* start *
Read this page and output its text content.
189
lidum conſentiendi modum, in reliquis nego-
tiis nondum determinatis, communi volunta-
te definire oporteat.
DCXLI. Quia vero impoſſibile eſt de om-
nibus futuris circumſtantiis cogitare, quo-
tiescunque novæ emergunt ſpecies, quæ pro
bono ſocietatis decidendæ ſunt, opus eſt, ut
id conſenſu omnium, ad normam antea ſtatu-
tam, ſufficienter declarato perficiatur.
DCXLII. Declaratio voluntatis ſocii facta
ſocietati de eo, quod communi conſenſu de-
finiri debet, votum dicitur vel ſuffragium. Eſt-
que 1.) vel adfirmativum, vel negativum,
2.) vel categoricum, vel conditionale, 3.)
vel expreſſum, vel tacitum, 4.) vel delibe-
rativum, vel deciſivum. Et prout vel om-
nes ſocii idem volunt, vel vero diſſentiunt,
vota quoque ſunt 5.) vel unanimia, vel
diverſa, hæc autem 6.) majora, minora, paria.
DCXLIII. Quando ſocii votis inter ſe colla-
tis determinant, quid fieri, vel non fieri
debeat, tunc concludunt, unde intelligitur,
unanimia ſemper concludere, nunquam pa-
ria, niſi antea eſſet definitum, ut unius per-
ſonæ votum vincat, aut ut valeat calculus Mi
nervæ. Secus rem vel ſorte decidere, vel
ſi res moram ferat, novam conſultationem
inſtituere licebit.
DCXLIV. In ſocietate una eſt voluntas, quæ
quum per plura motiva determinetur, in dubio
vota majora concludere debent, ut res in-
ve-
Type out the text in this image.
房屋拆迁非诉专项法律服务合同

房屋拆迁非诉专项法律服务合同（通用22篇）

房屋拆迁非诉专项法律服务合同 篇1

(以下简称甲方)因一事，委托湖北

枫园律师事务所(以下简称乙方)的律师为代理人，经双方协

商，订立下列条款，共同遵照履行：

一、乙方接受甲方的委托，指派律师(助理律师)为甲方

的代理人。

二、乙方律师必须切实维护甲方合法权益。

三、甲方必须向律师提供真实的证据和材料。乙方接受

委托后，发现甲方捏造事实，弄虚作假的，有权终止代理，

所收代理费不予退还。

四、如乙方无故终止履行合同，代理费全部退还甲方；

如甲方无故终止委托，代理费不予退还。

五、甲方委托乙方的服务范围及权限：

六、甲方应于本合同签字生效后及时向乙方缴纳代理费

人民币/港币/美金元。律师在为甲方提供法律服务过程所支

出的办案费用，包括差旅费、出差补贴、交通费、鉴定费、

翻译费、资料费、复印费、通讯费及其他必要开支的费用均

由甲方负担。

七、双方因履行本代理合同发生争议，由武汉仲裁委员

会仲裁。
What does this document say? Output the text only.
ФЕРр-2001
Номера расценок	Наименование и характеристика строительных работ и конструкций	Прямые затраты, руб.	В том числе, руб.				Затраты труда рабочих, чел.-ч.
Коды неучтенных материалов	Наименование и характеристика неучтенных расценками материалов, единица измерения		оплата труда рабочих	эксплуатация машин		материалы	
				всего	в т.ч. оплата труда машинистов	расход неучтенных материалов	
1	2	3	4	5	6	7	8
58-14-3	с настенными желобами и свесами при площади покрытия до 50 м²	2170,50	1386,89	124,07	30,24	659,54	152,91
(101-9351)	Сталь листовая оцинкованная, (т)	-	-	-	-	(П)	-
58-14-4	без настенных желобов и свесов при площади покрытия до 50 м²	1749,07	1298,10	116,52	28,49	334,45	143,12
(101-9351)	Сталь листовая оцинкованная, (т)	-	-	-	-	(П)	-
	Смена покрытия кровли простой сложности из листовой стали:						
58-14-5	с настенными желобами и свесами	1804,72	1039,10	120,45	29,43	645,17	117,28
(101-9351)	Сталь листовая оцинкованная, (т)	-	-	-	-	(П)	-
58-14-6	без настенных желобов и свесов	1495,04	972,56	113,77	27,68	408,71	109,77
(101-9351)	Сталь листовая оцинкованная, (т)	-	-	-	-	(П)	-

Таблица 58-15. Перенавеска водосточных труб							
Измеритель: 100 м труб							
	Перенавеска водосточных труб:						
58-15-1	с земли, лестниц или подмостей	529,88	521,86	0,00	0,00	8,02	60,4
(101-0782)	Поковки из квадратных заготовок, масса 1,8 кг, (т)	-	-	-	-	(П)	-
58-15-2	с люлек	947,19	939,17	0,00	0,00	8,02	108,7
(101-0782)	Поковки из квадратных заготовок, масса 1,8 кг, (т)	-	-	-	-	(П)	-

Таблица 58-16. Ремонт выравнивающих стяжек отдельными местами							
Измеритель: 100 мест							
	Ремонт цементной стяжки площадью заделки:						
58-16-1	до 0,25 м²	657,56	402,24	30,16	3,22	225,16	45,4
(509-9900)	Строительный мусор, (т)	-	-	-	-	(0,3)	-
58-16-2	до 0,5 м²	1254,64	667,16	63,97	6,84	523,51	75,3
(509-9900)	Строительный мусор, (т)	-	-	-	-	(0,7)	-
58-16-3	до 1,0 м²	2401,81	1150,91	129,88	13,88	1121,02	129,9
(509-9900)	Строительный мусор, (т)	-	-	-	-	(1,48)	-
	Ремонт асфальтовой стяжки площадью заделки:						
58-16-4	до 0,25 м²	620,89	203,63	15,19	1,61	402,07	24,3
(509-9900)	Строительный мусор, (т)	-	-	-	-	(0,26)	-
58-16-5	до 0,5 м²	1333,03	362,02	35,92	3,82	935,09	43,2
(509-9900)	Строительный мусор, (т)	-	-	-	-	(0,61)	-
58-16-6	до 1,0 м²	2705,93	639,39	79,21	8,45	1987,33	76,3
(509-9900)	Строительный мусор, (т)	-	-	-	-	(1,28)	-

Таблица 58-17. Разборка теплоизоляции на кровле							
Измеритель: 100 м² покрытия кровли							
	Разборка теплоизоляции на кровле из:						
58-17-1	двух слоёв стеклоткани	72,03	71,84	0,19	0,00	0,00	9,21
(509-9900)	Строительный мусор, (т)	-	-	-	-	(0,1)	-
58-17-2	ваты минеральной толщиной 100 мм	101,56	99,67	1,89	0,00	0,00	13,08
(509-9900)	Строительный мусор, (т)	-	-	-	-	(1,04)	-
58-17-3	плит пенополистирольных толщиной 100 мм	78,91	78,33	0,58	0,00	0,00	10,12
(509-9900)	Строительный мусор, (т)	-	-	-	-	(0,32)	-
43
* end *
• **Problem details**:
Report how many lines of the data hold the string "ſunt"; give only the number.

• **Solution for this task**:
2